▶ **Instruction**
All entries below need to be written out exactly, but without their pictures.

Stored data
--------------------------------------------------

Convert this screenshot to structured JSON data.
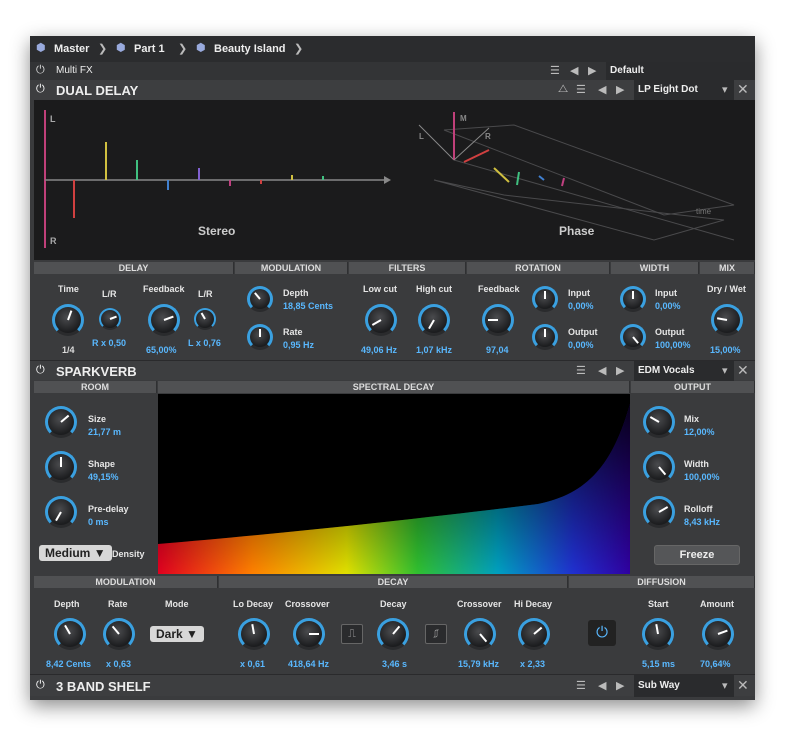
{
  "breadcrumb": {
    "items": [
      "Master",
      "Part 1",
      "Beauty Island"
    ]
  },
  "multifx": {
    "title": "Multi FX",
    "preset": "Default"
  },
  "dual_delay": {
    "title": "DUAL DELAY",
    "preset": "LP Eight Dot",
    "viz": {
      "stereo_label": "Stereo",
      "phase_label": "Phase",
      "l": "L",
      "r": "R",
      "m": "M",
      "time": "time"
    },
    "sections": {
      "delay": "DELAY",
      "modulation": "MODULATION",
      "filters": "FILTERS",
      "rotation": "ROTATION",
      "width": "WIDTH",
      "mix": "MIX"
    },
    "time": {
      "label": "Time",
      "value": "1/4"
    },
    "lr1": {
      "label": "L/R",
      "value": "R x 0,50"
    },
    "feedback": {
      "label": "Feedback",
      "value": "65,00%"
    },
    "lr2": {
      "label": "L/R",
      "value": "L x 0,76"
    },
    "depth": {
      "label": "Depth",
      "value": "18,85 Cents"
    },
    "rate": {
      "label": "Rate",
      "value": "0,95 Hz"
    },
    "lowcut": {
      "label": "Low cut",
      "value": "49,06 Hz"
    },
    "highcut": {
      "label": "High cut",
      "value": "1,07 kHz"
    },
    "rot_feedback": {
      "label": "Feedback",
      "value": "97,04"
    },
    "rot_input": {
      "label": "Input",
      "value": "0,00%"
    },
    "rot_output": {
      "label": "Output",
      "value": "0,00%"
    },
    "w_input": {
      "label": "Input",
      "value": "0,00%"
    },
    "w_output": {
      "label": "Output",
      "value": "100,00%"
    },
    "drywet": {
      "label": "Dry / Wet",
      "value": "15,00%"
    }
  },
  "sparkverb": {
    "title": "SPARKVERB",
    "preset": "EDM Vocals",
    "sections": {
      "room": "ROOM",
      "spectral": "SPECTRAL DECAY",
      "output": "OUTPUT",
      "modulation": "MODULATION",
      "decay": "DECAY",
      "diffusion": "DIFFUSION"
    },
    "size": {
      "label": "Size",
      "value": "21,77 m"
    },
    "shape": {
      "label": "Shape",
      "value": "49,15%"
    },
    "predelay": {
      "label": "Pre-delay",
      "value": "0 ms"
    },
    "density": {
      "selected": "Medium",
      "label": "Density"
    },
    "mix": {
      "label": "Mix",
      "value": "12,00%"
    },
    "width": {
      "label": "Width",
      "value": "100,00%"
    },
    "rolloff": {
      "label": "Rolloff",
      "value": "8,43 kHz"
    },
    "freeze": "Freeze",
    "mdepth": {
      "label": "Depth",
      "value": "8,42 Cents"
    },
    "mrate": {
      "label": "Rate",
      "value": "x 0,63"
    },
    "mode": {
      "label": "Mode",
      "selected": "Dark"
    },
    "lodecay": {
      "label": "Lo Decay",
      "value": "x 0,61"
    },
    "xover1": {
      "label": "Crossover",
      "value": "418,64 Hz"
    },
    "decay": {
      "label": "Decay",
      "value": "3,46 s"
    },
    "xover2": {
      "label": "Crossover",
      "value": "15,79 kHz"
    },
    "hidecay": {
      "label": "Hi Decay",
      "value": "x 2,33"
    },
    "start": {
      "label": "Start",
      "value": "5,15 ms"
    },
    "amount": {
      "label": "Amount",
      "value": "70,64%"
    }
  },
  "shelf": {
    "title": "3 BAND SHELF",
    "preset": "Sub Way"
  }
}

--------------------------------------------------

▶ **Final result**
Convert this screenshot to structured JSON data.
{
  "breadcrumb": {
    "items": [
      "Master",
      "Part 1",
      "Beauty Island"
    ]
  },
  "multifx": {
    "title": "Multi FX",
    "preset": "Default"
  },
  "dual_delay": {
    "title": "DUAL DELAY",
    "preset": "LP Eight Dot",
    "viz": {
      "stereo_label": "Stereo",
      "phase_label": "Phase",
      "l": "L",
      "r": "R",
      "m": "M",
      "time": "time"
    },
    "sections": {
      "delay": "DELAY",
      "modulation": "MODULATION",
      "filters": "FILTERS",
      "rotation": "ROTATION",
      "width": "WIDTH",
      "mix": "MIX"
    },
    "time": {
      "label": "Time",
      "value": "1/4"
    },
    "lr1": {
      "label": "L/R",
      "value": "R x 0,50"
    },
    "feedback": {
      "label": "Feedback",
      "value": "65,00%"
    },
    "lr2": {
      "label": "L/R",
      "value": "L x 0,76"
    },
    "depth": {
      "label": "Depth",
      "value": "18,85 Cents"
    },
    "rate": {
      "label": "Rate",
      "value": "0,95 Hz"
    },
    "lowcut": {
      "label": "Low cut",
      "value": "49,06 Hz"
    },
    "highcut": {
      "label": "High cut",
      "value": "1,07 kHz"
    },
    "rot_feedback": {
      "label": "Feedback",
      "value": "97,04"
    },
    "rot_input": {
      "label": "Input",
      "value": "0,00%"
    },
    "rot_output": {
      "label": "Output",
      "value": "0,00%"
    },
    "w_input": {
      "label": "Input",
      "value": "0,00%"
    },
    "w_output": {
      "label": "Output",
      "value": "100,00%"
    },
    "drywet": {
      "label": "Dry / Wet",
      "value": "15,00%"
    }
  },
  "sparkverb": {
    "title": "SPARKVERB",
    "preset": "EDM Vocals",
    "sections": {
      "room": "ROOM",
      "spectral": "SPECTRAL DECAY",
      "output": "OUTPUT",
      "modulation": "MODULATION",
      "decay": "DECAY",
      "diffusion": "DIFFUSION"
    },
    "size": {
      "label": "Size",
      "value": "21,77 m"
    },
    "shape": {
      "label": "Shape",
      "value": "49,15%"
    },
    "predelay": {
      "label": "Pre-delay",
      "value": "0 ms"
    },
    "density": {
      "selected": "Medium",
      "label": "Density"
    },
    "mix": {
      "label": "Mix",
      "value": "12,00%"
    },
    "width": {
      "label": "Width",
      "value": "100,00%"
    },
    "rolloff": {
      "label": "Rolloff",
      "value": "8,43 kHz"
    },
    "freeze": "Freeze",
    "mdepth": {
      "label": "Depth",
      "value": "8,42 Cents"
    },
    "mrate": {
      "label": "Rate",
      "value": "x 0,63"
    },
    "mode": {
      "label": "Mode",
      "selected": "Dark"
    },
    "lodecay": {
      "label": "Lo Decay",
      "value": "x 0,61"
    },
    "xover1": {
      "label": "Crossover",
      "value": "418,64 Hz"
    },
    "decay": {
      "label": "Decay",
      "value": "3,46 s"
    },
    "xover2": {
      "label": "Crossover",
      "value": "15,79 kHz"
    },
    "hidecay": {
      "label": "Hi Decay",
      "value": "x 2,33"
    },
    "start": {
      "label": "Start",
      "value": "5,15 ms"
    },
    "amount": {
      "label": "Amount",
      "value": "70,64%"
    }
  },
  "shelf": {
    "title": "3 BAND SHELF",
    "preset": "Sub Way"
  }
}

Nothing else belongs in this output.